Exercise data »
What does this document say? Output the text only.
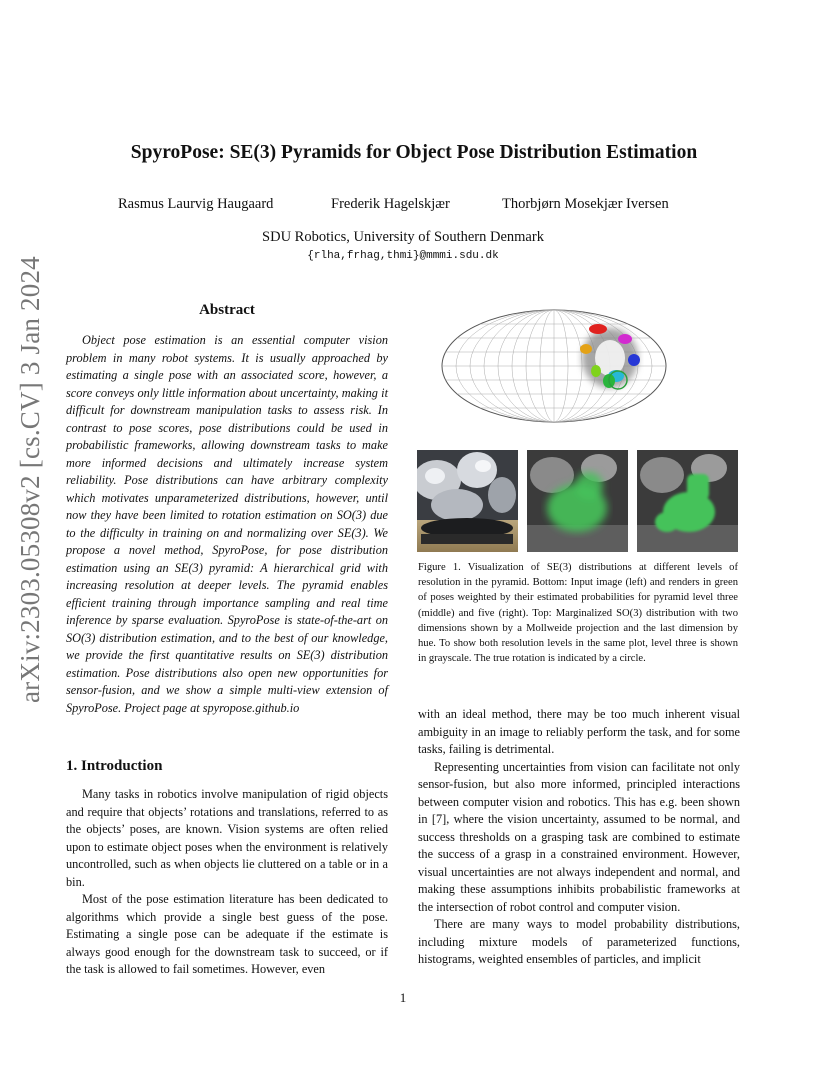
arXiv:2303.05308v2 [cs.CV] 3 Jan 2024
SpyroPose: SE(3) Pyramids for Object Pose Distribution Estimation
Rasmus Laurvig Haugaard	Frederik Hagelskjær	Thorbjørn Mosekjær Iversen
SDU Robotics, University of Southern Denmark
{rlha,frhag,thmi}@mmmi.sdu.dk
Abstract
Object pose estimation is an essential computer vision problem in many robot systems. It is usually approached by estimating a single pose with an associated score, however, a score conveys only little information about uncertainty, making it difficult for downstream manipulation tasks to assess risk. In contrast to pose scores, pose distributions could be used in probabilistic frameworks, allowing downstream tasks to make more informed decisions and ultimately increase system reliability. Pose distributions can have arbitrary complexity which motivates unparameterized distributions, however, until now they have been limited to rotation estimation on SO(3) due to the difficulty in training on and normalizing over SE(3). We propose a novel method, SpyroPose, for pose distribution estimation using an SE(3) pyramid: A hierarchical grid with increasing resolution at deeper levels. The pyramid enables efficient training through importance sampling and real time inference by sparse evaluation. SpyroPose is state-of-the-art on SO(3) distribution estimation, and to the best of our knowledge, we provide the first quantitative results on SE(3) distribution estimation. Pose distributions also open new opportunities for sensor-fusion, and we show a simple multi-view extension of SpyroPose. Project page at spyropose.github.io
1. Introduction

Many tasks in robotics involve manipulation of rigid objects and require that objects’ rotations and translations, referred to as the objects’ poses, are known. Vision systems are often relied upon to estimate object poses when the environment is relatively uncontrolled, such as when objects lie cluttered on a table or in a bin.

Most of the pose estimation literature has been dedicated to algorithms which provide a single best guess of the pose. Estimating a single pose can be adequate if the estimate is always good enough for the downstream task to succeed, or if the task is allowed to fail sometimes. However, even

Figure 1. Visualization of SE(3) distributions at different levels of resolution in the pyramid. Bottom: Input image (left) and renders in green of poses weighted by their estimated probabilities for pyramid level three (middle) and five (right). Top: Marginalized SO(3) distribution with two dimensions shown by a Mollweide projection and the last dimension by hue. To show both resolution levels in the same plot, level three is shown in grayscale. The true rotation is indicated by a circle.

with an ideal method, there may be too much inherent visual ambiguity in an image to reliably perform the task, and for some tasks, failing is detrimental.

Representing uncertainties from vision can facilitate not only sensor-fusion, but also more informed, principled interactions between computer vision and robotics. This has e.g. been shown in [7], where the vision uncertainty, assumed to be normal, and success thresholds on a grasping task are combined to estimate the success of a grasp in a constrained environment. However, visual uncertainties are not always independent and normal, and making these assumptions inhibits probabilistic frameworks at the intersection of robot control and computer vision.

There are many ways to model probability distributions, including mixture models of parameterized functions, histograms, weighted ensembles of particles, and implicit

1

Your goal » Of the lines above, how many include the word "always"? Reply with the number only.

Answer to this task » 2